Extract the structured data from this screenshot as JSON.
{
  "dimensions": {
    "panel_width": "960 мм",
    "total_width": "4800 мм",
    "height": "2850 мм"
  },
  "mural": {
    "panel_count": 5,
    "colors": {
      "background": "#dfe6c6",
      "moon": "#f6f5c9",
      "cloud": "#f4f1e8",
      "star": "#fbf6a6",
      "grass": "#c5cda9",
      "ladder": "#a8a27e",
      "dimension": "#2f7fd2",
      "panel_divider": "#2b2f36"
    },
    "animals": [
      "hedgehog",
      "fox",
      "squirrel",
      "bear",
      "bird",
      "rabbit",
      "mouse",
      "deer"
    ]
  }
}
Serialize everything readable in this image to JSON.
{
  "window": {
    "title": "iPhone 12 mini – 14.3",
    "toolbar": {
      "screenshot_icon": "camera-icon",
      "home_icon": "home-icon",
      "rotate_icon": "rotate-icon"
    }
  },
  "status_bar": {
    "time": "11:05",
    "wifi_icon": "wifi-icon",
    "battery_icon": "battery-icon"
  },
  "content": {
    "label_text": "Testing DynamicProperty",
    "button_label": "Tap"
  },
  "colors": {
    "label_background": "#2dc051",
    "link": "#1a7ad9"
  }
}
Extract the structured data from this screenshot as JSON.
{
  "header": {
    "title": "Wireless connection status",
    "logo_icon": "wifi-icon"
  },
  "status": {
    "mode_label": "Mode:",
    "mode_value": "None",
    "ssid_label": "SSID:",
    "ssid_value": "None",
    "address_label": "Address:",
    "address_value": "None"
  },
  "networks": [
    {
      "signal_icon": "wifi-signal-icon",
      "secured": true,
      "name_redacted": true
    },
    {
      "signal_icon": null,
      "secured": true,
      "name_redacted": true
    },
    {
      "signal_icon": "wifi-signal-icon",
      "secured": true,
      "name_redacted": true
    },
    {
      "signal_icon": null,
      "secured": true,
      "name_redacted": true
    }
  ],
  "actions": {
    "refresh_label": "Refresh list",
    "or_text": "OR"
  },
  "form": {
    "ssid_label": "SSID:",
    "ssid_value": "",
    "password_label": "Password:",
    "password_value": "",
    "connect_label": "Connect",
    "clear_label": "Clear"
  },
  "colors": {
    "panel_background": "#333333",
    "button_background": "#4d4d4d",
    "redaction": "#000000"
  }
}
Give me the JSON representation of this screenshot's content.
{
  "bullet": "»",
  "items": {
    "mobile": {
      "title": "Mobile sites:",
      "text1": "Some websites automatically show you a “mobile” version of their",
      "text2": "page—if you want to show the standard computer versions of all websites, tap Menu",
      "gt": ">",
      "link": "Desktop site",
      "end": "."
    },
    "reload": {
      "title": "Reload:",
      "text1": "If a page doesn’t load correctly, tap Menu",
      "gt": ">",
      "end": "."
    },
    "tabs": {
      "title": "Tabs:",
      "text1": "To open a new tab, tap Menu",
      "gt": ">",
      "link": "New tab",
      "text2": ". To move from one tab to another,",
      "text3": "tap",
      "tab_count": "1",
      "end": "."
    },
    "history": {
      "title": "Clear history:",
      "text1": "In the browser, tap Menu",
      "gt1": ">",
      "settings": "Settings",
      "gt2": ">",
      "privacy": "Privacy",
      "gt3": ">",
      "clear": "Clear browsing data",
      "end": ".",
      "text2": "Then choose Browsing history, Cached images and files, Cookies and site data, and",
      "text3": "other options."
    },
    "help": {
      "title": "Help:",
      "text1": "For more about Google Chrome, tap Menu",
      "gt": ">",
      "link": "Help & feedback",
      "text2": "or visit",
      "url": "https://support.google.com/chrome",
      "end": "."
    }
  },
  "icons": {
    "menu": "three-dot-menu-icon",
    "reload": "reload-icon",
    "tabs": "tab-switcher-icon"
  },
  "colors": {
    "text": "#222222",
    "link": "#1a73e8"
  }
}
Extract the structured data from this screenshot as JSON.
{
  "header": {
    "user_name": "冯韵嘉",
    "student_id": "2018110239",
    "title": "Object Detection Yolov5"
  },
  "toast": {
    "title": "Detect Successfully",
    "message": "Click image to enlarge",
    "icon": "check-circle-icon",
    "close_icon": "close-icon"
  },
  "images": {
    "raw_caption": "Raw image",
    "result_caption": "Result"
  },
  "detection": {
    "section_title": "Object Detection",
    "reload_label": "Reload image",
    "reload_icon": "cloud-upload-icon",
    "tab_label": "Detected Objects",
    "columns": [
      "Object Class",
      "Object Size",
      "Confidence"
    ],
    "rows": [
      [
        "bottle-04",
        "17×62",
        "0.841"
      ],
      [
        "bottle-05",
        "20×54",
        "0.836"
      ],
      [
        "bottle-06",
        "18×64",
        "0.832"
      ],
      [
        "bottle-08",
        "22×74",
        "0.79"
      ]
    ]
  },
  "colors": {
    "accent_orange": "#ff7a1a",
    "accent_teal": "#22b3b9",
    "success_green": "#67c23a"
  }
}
——
What is expected
Copy out the lines in which the string "None" appears.

Written answer
    "mode_value": "None",
    "ssid_value": "None",
    "address_value": "None"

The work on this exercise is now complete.